Extract the lines that hold the string "icon".

# start of Data provided

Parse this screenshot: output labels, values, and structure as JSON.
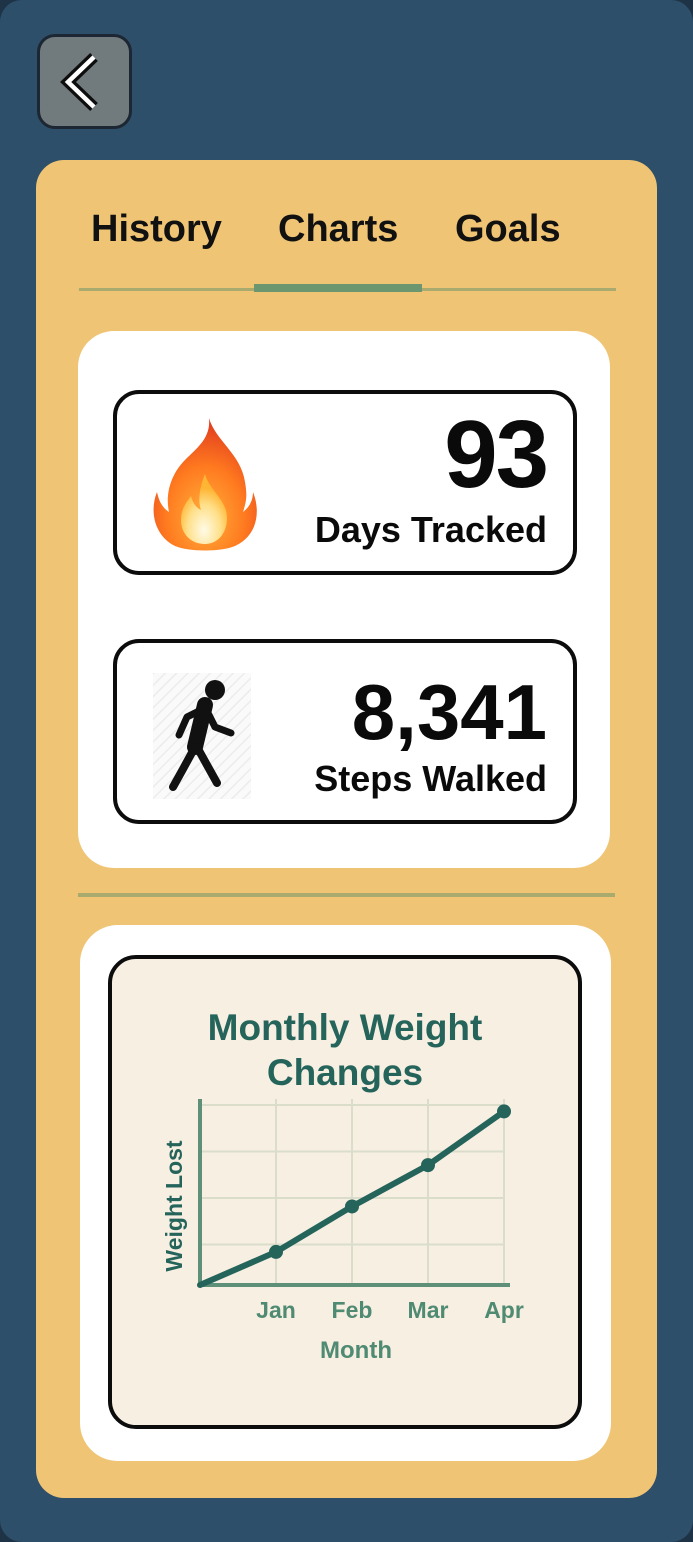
{
  "header": {
    "back_icon": "chevron-left-icon"
  },
  "tabs": [
    {
      "label": "History",
      "active": false
    },
    {
      "label": "Charts",
      "active": true
    },
    {
      "label": "Goals",
      "active": false
    }
  ],
  "stats": [
    {
      "value": "93",
      "label": "Days Tracked",
      "icon": "fire-icon"
    },
    {
      "value": "8,341",
      "label": "Steps Walked",
      "icon": "walking-person-icon"
    }
  ],
  "colors": {
    "background": "#2e4f69",
    "panel": "#efc474",
    "accent": "#25645b",
    "tab_indicator": "#6b9670"
  },
  "chart_data": {
    "type": "line",
    "title_line1": "Monthly Weight",
    "title_line2": "Changes",
    "xlabel": "Month",
    "ylabel": "Weight Lost",
    "categories": [
      "",
      "Jan",
      "Feb",
      "Mar",
      "Apr"
    ],
    "values": [
      0,
      0.8,
      1.9,
      2.9,
      4.2
    ],
    "ylim": [
      0,
      4.5
    ],
    "grid": true
  }
}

# end of Data provided

- [Task output]
    "back_icon": "chevron-left-icon"
      "icon": "fire-icon"
      "icon": "walking-person-icon"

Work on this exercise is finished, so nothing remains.